■ REQUIRED TASK ■
Locate each line containing the string "JSON" and copy it out.

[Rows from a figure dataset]
+ + + + + + +
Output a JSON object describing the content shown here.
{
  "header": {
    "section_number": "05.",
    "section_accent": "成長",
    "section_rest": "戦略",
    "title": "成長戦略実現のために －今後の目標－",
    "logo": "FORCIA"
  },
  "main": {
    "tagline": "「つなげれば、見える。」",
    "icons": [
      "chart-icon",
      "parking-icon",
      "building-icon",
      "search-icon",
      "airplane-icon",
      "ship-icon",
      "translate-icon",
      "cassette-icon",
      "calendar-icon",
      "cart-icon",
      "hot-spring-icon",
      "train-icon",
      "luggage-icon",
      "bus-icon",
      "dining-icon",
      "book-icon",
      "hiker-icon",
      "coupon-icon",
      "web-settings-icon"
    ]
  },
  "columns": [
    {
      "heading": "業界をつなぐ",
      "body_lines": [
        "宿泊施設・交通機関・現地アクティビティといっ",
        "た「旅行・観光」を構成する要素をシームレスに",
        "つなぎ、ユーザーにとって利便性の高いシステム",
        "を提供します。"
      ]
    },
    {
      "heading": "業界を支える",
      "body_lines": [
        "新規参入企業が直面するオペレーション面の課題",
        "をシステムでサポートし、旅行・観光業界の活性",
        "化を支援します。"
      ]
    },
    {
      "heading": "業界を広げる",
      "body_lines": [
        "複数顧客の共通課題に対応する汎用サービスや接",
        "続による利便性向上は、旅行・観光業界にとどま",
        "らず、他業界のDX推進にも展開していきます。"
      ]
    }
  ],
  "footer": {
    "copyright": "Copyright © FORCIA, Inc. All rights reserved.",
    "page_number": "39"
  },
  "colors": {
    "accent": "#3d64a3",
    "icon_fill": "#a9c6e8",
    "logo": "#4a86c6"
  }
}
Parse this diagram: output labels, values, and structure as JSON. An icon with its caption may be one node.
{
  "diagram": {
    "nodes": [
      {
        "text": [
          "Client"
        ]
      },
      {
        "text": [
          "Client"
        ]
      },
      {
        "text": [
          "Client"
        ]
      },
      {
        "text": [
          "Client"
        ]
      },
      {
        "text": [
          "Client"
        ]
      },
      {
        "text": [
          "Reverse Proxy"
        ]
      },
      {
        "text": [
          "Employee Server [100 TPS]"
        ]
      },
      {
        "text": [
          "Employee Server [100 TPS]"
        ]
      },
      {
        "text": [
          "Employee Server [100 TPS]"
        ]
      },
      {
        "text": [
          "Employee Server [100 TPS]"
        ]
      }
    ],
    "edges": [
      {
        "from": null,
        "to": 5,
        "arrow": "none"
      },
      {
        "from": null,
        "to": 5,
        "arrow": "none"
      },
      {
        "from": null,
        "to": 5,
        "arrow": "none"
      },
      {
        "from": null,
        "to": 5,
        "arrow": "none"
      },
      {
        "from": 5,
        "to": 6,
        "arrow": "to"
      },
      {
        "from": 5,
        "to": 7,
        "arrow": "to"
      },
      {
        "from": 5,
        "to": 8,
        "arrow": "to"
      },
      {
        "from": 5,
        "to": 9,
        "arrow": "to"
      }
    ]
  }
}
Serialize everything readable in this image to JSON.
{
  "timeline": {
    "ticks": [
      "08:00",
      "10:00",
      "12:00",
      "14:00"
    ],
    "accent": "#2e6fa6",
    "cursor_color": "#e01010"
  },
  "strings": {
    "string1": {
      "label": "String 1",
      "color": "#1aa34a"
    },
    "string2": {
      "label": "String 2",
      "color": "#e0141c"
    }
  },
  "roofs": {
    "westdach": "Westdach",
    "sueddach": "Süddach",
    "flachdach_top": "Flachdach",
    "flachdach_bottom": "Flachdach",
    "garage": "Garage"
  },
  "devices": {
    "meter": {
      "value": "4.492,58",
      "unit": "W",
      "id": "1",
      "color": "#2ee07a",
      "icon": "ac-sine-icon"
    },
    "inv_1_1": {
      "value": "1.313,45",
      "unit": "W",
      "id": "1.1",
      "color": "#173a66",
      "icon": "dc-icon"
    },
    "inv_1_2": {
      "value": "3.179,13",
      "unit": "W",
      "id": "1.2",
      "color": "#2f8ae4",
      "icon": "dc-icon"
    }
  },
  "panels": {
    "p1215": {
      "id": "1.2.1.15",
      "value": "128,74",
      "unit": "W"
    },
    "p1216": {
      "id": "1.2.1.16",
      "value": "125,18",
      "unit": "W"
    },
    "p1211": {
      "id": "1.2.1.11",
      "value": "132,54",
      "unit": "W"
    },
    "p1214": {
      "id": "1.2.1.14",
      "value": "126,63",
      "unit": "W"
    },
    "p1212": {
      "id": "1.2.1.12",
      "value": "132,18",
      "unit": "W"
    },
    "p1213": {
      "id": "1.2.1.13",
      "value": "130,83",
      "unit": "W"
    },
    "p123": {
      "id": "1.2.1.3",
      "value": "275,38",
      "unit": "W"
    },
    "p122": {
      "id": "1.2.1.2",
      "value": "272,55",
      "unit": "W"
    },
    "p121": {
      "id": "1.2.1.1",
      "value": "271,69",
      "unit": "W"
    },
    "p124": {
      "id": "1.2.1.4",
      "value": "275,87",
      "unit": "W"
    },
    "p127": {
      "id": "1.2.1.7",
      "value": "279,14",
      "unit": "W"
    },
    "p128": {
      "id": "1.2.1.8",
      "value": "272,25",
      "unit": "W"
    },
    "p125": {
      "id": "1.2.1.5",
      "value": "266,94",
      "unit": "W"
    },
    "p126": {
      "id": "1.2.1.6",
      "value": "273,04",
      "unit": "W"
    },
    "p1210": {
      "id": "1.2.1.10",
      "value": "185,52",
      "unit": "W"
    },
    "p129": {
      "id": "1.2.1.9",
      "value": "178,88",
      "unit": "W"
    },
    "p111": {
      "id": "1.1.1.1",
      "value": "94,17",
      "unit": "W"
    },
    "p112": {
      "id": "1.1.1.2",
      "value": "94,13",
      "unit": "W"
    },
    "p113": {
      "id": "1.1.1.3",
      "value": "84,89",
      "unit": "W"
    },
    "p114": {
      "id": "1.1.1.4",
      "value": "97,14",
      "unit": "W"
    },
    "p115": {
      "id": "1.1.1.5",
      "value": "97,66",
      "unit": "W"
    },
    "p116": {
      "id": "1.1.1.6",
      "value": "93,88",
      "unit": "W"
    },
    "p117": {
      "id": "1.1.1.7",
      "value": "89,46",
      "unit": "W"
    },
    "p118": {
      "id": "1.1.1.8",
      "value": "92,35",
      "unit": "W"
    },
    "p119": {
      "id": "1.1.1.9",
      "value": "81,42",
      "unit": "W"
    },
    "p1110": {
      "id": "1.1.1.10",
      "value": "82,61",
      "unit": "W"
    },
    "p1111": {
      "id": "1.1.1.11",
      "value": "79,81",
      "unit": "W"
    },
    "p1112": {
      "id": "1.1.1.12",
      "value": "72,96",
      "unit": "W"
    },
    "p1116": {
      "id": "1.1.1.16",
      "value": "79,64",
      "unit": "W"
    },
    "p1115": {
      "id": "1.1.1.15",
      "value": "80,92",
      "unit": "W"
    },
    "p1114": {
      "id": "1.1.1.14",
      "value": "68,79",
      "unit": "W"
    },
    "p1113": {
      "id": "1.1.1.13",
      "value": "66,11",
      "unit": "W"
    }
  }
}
+ + + + + + +
■ FINAL ANSWER ■
Output a JSON object describing the content shown here.
Parse this diagram: output labels, values, and structure as JSON. An icon with its caption may be one node.
Serialize everything readable in this image to JSON.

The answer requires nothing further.